Task to complete >>
Restate every entry word for word.

········

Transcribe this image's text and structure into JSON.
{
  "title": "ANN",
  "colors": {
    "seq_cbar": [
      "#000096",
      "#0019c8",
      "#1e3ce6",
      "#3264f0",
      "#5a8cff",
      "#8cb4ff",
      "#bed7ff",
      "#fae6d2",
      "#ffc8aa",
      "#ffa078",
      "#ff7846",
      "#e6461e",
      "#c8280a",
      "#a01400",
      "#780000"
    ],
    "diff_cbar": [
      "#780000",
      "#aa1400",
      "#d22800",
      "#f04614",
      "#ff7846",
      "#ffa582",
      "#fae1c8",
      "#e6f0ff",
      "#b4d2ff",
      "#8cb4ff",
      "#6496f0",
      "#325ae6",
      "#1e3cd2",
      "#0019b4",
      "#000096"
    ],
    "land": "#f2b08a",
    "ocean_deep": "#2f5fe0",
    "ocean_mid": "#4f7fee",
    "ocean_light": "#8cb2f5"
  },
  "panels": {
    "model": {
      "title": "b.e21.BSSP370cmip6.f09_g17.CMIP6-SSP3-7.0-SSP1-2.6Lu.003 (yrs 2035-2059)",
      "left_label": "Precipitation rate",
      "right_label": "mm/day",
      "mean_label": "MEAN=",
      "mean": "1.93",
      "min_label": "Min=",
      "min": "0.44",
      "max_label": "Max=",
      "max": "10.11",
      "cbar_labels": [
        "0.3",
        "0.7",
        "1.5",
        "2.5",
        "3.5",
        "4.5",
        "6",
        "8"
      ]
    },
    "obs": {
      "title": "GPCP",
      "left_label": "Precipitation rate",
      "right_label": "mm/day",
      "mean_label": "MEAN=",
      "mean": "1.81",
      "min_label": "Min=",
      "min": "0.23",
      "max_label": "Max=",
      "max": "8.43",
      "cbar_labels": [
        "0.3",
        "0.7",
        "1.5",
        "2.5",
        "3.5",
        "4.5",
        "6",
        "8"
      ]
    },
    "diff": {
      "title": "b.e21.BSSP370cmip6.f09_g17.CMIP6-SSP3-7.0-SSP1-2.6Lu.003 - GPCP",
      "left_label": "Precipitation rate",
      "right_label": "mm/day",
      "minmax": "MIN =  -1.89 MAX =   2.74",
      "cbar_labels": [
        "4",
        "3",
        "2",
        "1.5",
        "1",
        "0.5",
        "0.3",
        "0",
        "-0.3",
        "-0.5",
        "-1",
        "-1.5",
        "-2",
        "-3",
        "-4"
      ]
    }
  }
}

········

The response >>
Transcribe this image's text and structure into JSON.
{
  "title": "ANN",
  "colors": {
    "seq_cbar": [
      "#000096",
      "#0019c8",
      "#1e3ce6",
      "#3264f0",
      "#5a8cff",
      "#8cb4ff",
      "#bed7ff",
      "#fae6d2",
      "#ffc8aa",
      "#ffa078",
      "#ff7846",
      "#e6461e",
      "#c8280a",
      "#a01400",
      "#780000"
    ],
    "diff_cbar": [
      "#780000",
      "#aa1400",
      "#d22800",
      "#f04614",
      "#ff7846",
      "#ffa582",
      "#fae1c8",
      "#e6f0ff",
      "#b4d2ff",
      "#8cb4ff",
      "#6496f0",
      "#325ae6",
      "#1e3cd2",
      "#0019b4",
      "#000096"
    ],
    "land": "#f2b08a",
    "ocean_deep": "#2f5fe0",
    "ocean_mid": "#4f7fee",
    "ocean_light": "#8cb2f5"
  },
  "panels": {
    "model": {
      "title": "b.e21.BSSP370cmip6.f09_g17.CMIP6-SSP3-7.0-SSP1-2.6Lu.003 (yrs 2035-2059)",
      "left_label": "Precipitation rate",
      "right_label": "mm/day",
      "mean_label": "MEAN=",
      "mean": "1.93",
      "min_label": "Min=",
      "min": "0.44",
      "max_label": "Max=",
      "max": "10.11",
      "cbar_labels": [
        "0.3",
        "0.7",
        "1.5",
        "2.5",
        "3.5",
        "4.5",
        "6",
        "8"
      ]
    },
    "obs": {
      "title": "GPCP",
      "left_label": "Precipitation rate",
      "right_label": "mm/day",
      "mean_label": "MEAN=",
      "mean": "1.81",
      "min_label": "Min=",
      "min": "0.23",
      "max_label": "Max=",
      "max": "8.43",
      "cbar_labels": [
        "0.3",
        "0.7",
        "1.5",
        "2.5",
        "3.5",
        "4.5",
        "6",
        "8"
      ]
    },
    "diff": {
      "title": "b.e21.BSSP370cmip6.f09_g17.CMIP6-SSP3-7.0-SSP1-2.6Lu.003 - GPCP",
      "left_label": "Precipitation rate",
      "right_label": "mm/day",
      "minmax": "MIN =  -1.89 MAX =   2.74",
      "cbar_labels": [
        "4",
        "3",
        "2",
        "1.5",
        "1",
        "0.5",
        "0.3",
        "0",
        "-0.3",
        "-0.5",
        "-1",
        "-1.5",
        "-2",
        "-3",
        "-4"
      ]
    }
  }
}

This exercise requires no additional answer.